'''
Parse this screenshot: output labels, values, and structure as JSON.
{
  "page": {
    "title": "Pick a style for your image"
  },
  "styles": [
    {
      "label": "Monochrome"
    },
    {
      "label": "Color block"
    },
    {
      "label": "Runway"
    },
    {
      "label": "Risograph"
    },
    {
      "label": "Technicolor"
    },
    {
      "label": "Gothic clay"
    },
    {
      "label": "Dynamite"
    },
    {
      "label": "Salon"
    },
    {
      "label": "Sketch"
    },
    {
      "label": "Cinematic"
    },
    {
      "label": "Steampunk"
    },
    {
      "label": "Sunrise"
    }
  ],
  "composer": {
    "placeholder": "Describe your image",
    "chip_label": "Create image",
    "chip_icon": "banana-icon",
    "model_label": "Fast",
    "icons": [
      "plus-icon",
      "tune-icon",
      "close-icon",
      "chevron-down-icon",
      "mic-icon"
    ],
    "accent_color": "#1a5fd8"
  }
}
'''
'''
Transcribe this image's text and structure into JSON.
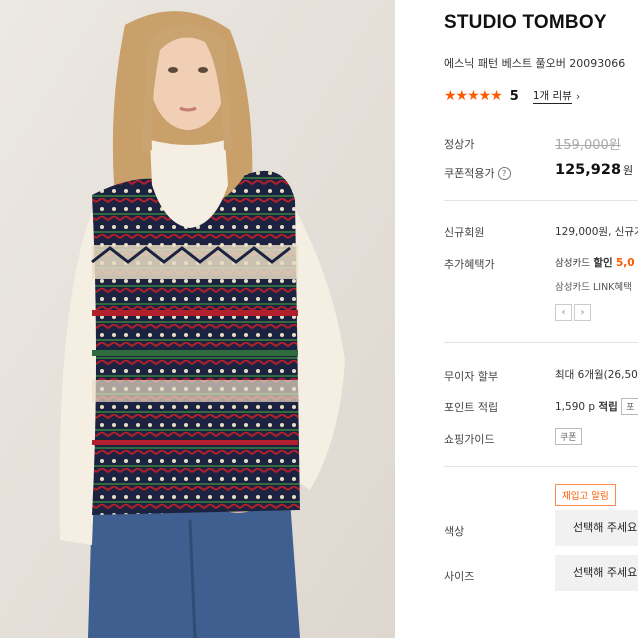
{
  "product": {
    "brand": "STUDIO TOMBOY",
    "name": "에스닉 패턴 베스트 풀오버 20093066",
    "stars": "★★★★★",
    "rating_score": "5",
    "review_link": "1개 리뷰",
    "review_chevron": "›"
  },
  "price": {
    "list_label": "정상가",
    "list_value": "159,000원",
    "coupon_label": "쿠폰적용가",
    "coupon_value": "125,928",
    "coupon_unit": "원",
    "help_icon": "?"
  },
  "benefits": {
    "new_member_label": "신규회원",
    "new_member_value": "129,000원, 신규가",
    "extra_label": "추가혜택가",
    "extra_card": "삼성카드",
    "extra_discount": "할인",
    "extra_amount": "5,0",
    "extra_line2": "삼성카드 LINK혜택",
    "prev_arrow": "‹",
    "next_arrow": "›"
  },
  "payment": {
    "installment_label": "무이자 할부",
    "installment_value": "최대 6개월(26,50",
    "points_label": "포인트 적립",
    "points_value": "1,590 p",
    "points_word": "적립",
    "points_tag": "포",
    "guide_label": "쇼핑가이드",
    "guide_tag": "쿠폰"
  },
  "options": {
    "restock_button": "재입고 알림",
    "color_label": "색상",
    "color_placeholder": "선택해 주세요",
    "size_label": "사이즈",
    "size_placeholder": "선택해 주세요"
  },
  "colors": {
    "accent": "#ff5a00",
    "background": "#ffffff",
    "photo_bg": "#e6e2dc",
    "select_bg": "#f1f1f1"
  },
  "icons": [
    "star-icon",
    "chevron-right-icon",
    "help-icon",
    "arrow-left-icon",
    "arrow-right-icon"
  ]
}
'''
→ **Task**
What is the number of lines in these records that contain "삼성카드"? Reply with the number only.

→ **Written response**
2